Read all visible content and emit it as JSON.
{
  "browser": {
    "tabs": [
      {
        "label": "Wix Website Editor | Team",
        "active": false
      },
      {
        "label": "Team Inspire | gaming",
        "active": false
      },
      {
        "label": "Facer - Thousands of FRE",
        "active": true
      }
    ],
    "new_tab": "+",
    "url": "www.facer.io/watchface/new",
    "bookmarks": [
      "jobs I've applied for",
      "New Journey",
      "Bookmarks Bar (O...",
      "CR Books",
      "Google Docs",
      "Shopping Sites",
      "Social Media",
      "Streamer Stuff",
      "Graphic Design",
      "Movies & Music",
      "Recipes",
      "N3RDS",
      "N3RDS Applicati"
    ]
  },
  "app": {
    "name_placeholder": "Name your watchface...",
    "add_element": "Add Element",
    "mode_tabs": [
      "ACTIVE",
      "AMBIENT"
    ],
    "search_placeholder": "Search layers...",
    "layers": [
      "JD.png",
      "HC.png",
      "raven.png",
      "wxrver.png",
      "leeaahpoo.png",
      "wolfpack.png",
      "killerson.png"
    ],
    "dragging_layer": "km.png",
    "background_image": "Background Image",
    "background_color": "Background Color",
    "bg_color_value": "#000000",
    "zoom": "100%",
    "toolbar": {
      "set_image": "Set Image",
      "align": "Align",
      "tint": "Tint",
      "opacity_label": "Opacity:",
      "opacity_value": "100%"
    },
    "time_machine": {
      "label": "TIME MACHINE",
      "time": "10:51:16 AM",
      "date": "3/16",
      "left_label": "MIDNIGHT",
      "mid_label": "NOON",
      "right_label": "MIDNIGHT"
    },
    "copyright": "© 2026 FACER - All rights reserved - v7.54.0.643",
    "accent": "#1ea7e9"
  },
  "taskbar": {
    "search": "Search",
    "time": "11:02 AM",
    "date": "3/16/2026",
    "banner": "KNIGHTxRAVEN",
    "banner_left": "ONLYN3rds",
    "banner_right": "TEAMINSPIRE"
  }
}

★ ★ ★ ★ ★ ★ ★

GIVEN PROBLEM: Quote all the records. Keep every word exact.

ANSWER FOR THIS EXERCISE:
Read all visible content and emit it as JSON.
{
  "browser": {
    "tabs": [
      {
        "label": "Wix Website Editor | Team",
        "active": false
      },
      {
        "label": "Team Inspire | gaming",
        "active": false
      },
      {
        "label": "Facer - Thousands of FRE",
        "active": true
      }
    ],
    "new_tab": "+",
    "url": "www.facer.io/watchface/new",
    "bookmarks": [
      "jobs I've applied for",
      "New Journey",
      "Bookmarks Bar (O...",
      "CR Books",
      "Google Docs",
      "Shopping Sites",
      "Social Media",
      "Streamer Stuff",
      "Graphic Design",
      "Movies & Music",
      "Recipes",
      "N3RDS",
      "N3RDS Applicati"
    ]
  },
  "app": {
    "name_placeholder": "Name your watchface...",
    "add_element": "Add Element",
    "mode_tabs": [
      "ACTIVE",
      "AMBIENT"
    ],
    "search_placeholder": "Search layers...",
    "layers": [
      "JD.png",
      "HC.png",
      "raven.png",
      "wxrver.png",
      "leeaahpoo.png",
      "wolfpack.png",
      "killerson.png"
    ],
    "dragging_layer": "km.png",
    "background_image": "Background Image",
    "background_color": "Background Color",
    "bg_color_value": "#000000",
    "zoom": "100%",
    "toolbar": {
      "set_image": "Set Image",
      "align": "Align",
      "tint": "Tint",
      "opacity_label": "Opacity:",
      "opacity_value": "100%"
    },
    "time_machine": {
      "label": "TIME MACHINE",
      "time": "10:51:16 AM",
      "date": "3/16",
      "left_label": "MIDNIGHT",
      "mid_label": "NOON",
      "right_label": "MIDNIGHT"
    },
    "copyright": "© 2026 FACER - All rights reserved - v7.54.0.643",
    "accent": "#1ea7e9"
  },
  "taskbar": {
    "search": "Search",
    "time": "11:02 AM",
    "date": "3/16/2026",
    "banner": "KNIGHTxRAVEN",
    "banner_left": "ONLYN3rds",
    "banner_right": "TEAMINSPIRE"
  }
}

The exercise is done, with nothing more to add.